- [Instructions to follow]
Beginning at the first line and stopping after the line that contains "site-title-link[interactable]: LOFTS AT", write those lines out again, substituting "clickable" for "interactable" wherever it occurs and keeping everything else the same.

[Layout region records]
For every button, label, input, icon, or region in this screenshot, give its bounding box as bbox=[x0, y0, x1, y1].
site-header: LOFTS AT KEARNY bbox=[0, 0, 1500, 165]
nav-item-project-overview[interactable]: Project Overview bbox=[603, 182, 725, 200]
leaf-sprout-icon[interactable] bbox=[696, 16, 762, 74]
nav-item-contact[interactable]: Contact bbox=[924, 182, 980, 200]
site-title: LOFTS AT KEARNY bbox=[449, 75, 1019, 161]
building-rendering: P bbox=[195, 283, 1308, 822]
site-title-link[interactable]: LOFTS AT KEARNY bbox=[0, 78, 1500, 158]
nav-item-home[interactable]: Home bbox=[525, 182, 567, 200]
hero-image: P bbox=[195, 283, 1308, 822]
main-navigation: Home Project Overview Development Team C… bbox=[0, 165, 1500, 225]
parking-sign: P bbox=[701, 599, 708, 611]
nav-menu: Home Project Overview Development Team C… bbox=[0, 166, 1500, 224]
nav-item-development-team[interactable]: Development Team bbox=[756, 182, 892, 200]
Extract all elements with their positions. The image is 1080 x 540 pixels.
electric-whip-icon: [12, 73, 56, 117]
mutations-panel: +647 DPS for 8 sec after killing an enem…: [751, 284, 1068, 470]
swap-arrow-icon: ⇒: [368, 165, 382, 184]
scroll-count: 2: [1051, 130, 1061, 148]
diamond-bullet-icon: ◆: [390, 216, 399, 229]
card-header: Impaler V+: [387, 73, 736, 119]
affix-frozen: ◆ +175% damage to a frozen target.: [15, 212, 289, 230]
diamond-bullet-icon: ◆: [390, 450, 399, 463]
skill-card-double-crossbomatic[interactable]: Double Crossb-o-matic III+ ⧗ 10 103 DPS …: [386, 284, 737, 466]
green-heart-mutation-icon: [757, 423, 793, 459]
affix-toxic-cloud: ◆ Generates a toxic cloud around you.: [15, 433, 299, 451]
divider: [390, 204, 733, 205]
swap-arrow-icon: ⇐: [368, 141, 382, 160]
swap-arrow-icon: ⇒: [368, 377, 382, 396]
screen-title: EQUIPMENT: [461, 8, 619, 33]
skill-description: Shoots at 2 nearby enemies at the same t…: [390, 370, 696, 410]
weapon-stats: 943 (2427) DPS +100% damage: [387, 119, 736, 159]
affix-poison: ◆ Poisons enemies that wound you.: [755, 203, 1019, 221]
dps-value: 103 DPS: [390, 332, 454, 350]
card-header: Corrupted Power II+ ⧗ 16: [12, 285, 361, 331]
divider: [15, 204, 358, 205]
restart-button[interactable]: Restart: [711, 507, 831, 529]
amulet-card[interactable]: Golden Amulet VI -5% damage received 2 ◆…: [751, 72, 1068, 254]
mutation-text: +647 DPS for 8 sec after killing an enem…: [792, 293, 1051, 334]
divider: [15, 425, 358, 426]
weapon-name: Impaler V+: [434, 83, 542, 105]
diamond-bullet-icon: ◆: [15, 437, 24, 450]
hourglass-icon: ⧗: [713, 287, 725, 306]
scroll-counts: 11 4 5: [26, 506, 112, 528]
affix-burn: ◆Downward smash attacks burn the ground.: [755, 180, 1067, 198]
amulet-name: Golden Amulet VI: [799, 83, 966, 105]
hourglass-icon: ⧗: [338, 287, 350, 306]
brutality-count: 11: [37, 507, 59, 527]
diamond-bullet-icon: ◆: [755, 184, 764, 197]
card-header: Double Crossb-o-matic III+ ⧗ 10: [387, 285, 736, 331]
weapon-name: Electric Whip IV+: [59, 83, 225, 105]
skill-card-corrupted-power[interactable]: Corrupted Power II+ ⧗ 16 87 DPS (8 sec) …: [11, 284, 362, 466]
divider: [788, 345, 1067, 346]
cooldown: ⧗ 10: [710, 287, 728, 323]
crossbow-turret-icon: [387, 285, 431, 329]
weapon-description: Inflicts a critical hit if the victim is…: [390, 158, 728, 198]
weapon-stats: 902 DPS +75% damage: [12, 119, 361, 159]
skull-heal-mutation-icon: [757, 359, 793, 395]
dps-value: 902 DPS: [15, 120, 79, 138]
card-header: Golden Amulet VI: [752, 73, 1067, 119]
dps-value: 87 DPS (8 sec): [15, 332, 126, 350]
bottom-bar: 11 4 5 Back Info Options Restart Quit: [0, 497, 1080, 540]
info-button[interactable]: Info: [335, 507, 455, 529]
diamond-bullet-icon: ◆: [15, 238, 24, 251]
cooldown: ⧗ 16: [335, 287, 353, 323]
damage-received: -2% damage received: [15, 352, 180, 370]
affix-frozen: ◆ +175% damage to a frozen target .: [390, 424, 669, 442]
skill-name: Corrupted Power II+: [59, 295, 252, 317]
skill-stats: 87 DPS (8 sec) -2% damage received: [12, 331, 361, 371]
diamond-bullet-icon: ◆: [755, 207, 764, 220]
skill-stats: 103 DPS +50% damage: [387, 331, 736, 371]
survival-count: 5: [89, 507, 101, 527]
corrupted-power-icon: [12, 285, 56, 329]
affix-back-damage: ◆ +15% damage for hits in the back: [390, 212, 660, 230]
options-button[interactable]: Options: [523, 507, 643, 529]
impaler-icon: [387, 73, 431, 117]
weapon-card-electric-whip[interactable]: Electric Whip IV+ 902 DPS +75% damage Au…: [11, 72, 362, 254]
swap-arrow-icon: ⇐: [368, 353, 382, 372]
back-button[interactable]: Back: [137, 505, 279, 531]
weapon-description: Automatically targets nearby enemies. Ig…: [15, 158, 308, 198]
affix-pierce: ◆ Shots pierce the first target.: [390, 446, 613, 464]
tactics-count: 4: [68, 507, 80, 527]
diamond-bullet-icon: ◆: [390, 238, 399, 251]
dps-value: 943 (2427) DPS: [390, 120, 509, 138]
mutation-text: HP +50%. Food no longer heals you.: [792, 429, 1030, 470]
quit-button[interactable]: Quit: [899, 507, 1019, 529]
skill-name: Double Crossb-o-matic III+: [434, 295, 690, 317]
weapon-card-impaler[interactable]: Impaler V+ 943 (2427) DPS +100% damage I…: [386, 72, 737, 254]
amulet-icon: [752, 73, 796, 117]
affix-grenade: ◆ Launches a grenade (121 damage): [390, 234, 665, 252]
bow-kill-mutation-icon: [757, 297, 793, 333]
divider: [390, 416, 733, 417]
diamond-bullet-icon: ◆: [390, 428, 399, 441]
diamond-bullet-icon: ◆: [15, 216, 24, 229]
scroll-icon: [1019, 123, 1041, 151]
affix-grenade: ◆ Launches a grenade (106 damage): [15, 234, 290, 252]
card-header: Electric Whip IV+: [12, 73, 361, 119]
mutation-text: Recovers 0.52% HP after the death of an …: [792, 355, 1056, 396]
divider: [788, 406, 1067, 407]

- [Task output]
For every button, label, input, icon, or region in this screenshot, give its bounding box as bbox=[x0, y0, x1, y1].
site-header: LOFTS AT KEARNY bbox=[0, 0, 1500, 165]
nav-item-project-overview[clickable]: Project Overview bbox=[603, 182, 725, 200]
leaf-sprout-icon[clickable] bbox=[696, 16, 762, 74]
nav-item-contact[clickable]: Contact bbox=[924, 182, 980, 200]
site-title: LOFTS AT KEARNY bbox=[449, 75, 1019, 161]
building-rendering: P bbox=[195, 283, 1308, 822]
site-title-link[clickable]: LOFTS AT KEARNY bbox=[0, 78, 1500, 158]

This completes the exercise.